* start EXERCISE MATERIALS *

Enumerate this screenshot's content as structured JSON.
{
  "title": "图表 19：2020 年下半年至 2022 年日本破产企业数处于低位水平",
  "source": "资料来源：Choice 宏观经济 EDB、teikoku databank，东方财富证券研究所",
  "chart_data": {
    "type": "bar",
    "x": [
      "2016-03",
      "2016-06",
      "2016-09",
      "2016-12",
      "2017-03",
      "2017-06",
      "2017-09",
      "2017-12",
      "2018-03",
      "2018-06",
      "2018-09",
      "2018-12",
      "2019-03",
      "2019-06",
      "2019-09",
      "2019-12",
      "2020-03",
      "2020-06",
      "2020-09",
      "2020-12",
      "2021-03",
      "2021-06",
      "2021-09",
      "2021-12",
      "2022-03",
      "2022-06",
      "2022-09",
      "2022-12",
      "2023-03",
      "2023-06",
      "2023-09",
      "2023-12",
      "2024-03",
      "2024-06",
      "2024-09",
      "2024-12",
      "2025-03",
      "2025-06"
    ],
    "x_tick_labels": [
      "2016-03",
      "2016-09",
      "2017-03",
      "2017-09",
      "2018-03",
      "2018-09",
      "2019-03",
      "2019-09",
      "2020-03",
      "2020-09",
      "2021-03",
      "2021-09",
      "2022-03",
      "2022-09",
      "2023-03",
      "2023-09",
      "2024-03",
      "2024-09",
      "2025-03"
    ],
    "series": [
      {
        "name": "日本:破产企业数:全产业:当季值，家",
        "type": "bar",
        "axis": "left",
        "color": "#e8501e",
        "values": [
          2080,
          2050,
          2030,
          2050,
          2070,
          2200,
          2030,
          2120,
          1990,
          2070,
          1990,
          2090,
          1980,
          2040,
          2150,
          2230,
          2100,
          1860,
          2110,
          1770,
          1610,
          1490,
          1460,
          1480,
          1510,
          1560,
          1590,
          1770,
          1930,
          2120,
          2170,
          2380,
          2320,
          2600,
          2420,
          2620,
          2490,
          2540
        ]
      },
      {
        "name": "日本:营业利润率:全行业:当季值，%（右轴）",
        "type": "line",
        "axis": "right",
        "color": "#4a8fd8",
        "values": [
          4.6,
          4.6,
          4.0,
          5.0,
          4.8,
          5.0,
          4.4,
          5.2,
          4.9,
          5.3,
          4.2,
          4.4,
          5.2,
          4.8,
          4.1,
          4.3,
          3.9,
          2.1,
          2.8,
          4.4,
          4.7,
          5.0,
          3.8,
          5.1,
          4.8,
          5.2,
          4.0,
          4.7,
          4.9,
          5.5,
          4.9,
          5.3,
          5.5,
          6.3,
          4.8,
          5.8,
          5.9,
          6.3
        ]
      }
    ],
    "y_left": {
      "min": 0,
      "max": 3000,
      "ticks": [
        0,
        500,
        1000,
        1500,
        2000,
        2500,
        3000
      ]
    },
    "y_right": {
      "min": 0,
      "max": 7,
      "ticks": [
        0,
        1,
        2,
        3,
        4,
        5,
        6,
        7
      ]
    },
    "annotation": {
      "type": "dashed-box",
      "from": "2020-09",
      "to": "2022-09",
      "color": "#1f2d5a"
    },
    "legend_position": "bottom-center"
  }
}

* end EXERCISE MATERIALS *

In the entries above, find each line with the string "type" and copy it.

    "type": "bar",
        "type": "bar",
        "type": "line",
      "type": "dashed-box",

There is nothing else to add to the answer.